### Material shown ###

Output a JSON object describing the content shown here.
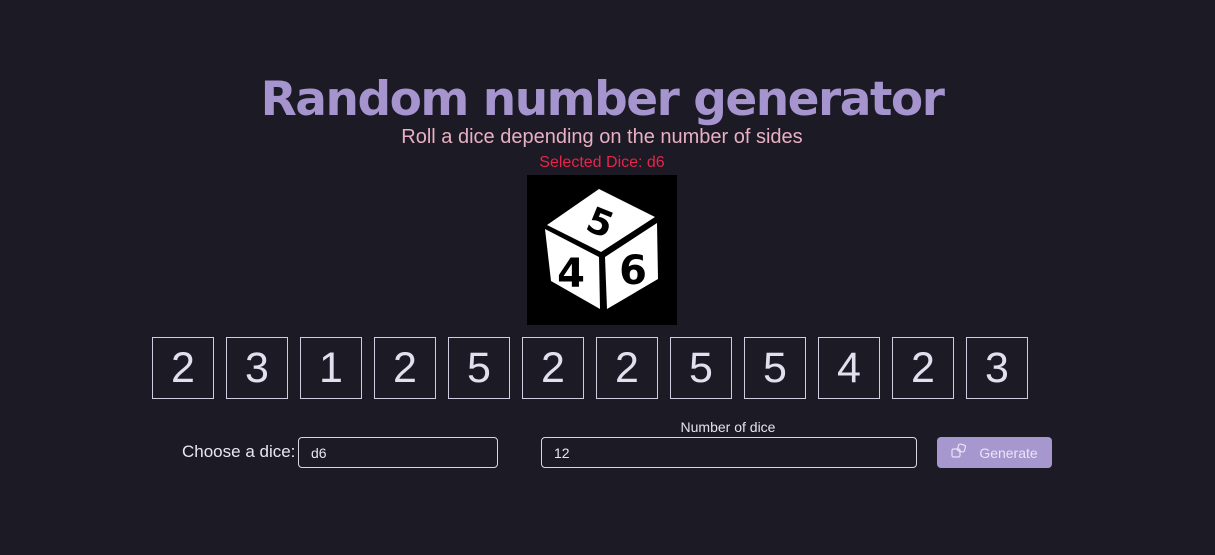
{
  "header": {
    "title": "Random number generator",
    "subtitle": "Roll a dice depending on the number of sides",
    "selected_dice": "Selected Dice: d6"
  },
  "dice_image": {
    "icon": "d6-die-icon",
    "faces": [
      "5",
      "4",
      "6"
    ]
  },
  "results": [
    "2",
    "3",
    "1",
    "2",
    "5",
    "2",
    "2",
    "5",
    "5",
    "4",
    "2",
    "3"
  ],
  "controls": {
    "choose_label": "Choose a dice:",
    "dice_value": "d6",
    "number_label": "Number of dice",
    "number_value": "12",
    "generate_label": "Generate",
    "generate_icon": "dice-icon"
  },
  "colors": {
    "background": "#1c1a24",
    "title": "#a694cf",
    "subtitle": "#e9b0c4",
    "selected": "#e8244a",
    "button": "#a797cf"
  }
}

###

- Task
Your task is to return the entries above exactly, with no pictures.

- Written solution
Output a JSON object describing the content shown here.
{
  "header": {
    "title": "Random number generator",
    "subtitle": "Roll a dice depending on the number of sides",
    "selected_dice": "Selected Dice: d6"
  },
  "dice_image": {
    "icon": "d6-die-icon",
    "faces": [
      "5",
      "4",
      "6"
    ]
  },
  "results": [
    "2",
    "3",
    "1",
    "2",
    "5",
    "2",
    "2",
    "5",
    "5",
    "4",
    "2",
    "3"
  ],
  "controls": {
    "choose_label": "Choose a dice:",
    "dice_value": "d6",
    "number_label": "Number of dice",
    "number_value": "12",
    "generate_label": "Generate",
    "generate_icon": "dice-icon"
  },
  "colors": {
    "background": "#1c1a24",
    "title": "#a694cf",
    "subtitle": "#e9b0c4",
    "selected": "#e8244a",
    "button": "#a797cf"
  }
}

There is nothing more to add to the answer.